[Items from a data source]
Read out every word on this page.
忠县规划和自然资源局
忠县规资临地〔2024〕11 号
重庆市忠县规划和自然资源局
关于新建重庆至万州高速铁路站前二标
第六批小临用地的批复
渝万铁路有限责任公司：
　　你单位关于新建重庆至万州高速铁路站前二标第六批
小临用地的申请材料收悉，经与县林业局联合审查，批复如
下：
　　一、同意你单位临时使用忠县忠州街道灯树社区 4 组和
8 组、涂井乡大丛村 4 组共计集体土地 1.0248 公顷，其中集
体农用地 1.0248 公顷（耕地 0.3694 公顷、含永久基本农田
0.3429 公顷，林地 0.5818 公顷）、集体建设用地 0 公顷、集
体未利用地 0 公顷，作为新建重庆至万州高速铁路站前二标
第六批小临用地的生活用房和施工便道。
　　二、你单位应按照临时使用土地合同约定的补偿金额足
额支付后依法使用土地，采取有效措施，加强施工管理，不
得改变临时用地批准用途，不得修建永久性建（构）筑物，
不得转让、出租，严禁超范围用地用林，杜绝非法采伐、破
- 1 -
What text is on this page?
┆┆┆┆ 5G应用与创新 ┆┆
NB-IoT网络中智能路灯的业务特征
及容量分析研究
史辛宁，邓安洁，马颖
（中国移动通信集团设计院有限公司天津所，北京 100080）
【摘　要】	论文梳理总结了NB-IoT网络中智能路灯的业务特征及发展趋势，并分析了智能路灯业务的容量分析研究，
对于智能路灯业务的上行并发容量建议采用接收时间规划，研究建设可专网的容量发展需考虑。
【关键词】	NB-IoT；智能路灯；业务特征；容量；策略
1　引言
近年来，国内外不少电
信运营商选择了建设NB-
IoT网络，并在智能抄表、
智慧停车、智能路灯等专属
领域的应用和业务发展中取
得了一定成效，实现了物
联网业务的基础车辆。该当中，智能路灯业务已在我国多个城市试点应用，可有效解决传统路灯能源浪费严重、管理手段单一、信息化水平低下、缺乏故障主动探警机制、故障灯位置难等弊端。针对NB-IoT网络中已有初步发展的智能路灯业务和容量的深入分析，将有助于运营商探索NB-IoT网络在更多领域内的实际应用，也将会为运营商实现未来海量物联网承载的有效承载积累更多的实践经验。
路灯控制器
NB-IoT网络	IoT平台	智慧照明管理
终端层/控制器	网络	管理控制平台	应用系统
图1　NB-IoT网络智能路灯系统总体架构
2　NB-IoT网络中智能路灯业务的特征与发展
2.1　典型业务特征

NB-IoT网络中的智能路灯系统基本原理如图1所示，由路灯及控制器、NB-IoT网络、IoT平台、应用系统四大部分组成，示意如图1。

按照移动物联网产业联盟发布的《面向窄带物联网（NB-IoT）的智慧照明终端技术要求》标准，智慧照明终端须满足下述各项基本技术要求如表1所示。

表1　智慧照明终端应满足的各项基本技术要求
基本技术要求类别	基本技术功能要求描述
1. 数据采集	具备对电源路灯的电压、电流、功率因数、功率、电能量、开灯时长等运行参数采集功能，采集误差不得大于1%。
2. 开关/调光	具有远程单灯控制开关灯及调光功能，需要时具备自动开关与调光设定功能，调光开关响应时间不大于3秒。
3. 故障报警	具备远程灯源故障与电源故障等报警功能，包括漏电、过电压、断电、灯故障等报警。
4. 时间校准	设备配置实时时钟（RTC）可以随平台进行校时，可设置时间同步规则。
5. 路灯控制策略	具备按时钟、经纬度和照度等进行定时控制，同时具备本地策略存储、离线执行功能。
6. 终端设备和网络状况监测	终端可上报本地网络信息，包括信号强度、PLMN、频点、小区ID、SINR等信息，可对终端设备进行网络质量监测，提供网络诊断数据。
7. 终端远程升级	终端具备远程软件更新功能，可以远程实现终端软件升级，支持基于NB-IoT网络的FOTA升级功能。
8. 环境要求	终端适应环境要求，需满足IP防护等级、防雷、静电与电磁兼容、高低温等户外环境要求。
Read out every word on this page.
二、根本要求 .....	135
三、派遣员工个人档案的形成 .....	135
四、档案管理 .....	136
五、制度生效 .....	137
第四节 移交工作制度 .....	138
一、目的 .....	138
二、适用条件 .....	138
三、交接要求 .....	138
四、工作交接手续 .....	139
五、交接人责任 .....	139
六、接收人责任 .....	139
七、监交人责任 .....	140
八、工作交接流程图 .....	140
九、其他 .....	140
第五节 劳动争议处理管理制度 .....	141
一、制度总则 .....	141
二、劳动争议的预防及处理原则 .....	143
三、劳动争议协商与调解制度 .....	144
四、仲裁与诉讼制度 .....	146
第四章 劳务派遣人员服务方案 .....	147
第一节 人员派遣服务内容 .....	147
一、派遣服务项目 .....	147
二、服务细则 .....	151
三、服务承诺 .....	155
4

EXERCISE PROMPT:
Show the lines of the material that contain the word "IoT平台".

WRITTEN RESPONSE:
NB-IoT网络	IoT平台	智慧照明管理
NB-IoT网络中的智能路灯系统基本原理如图1所示，由路灯及控制器、NB-IoT网络、IoT平台、应用系统四大部分组成，示意如图1。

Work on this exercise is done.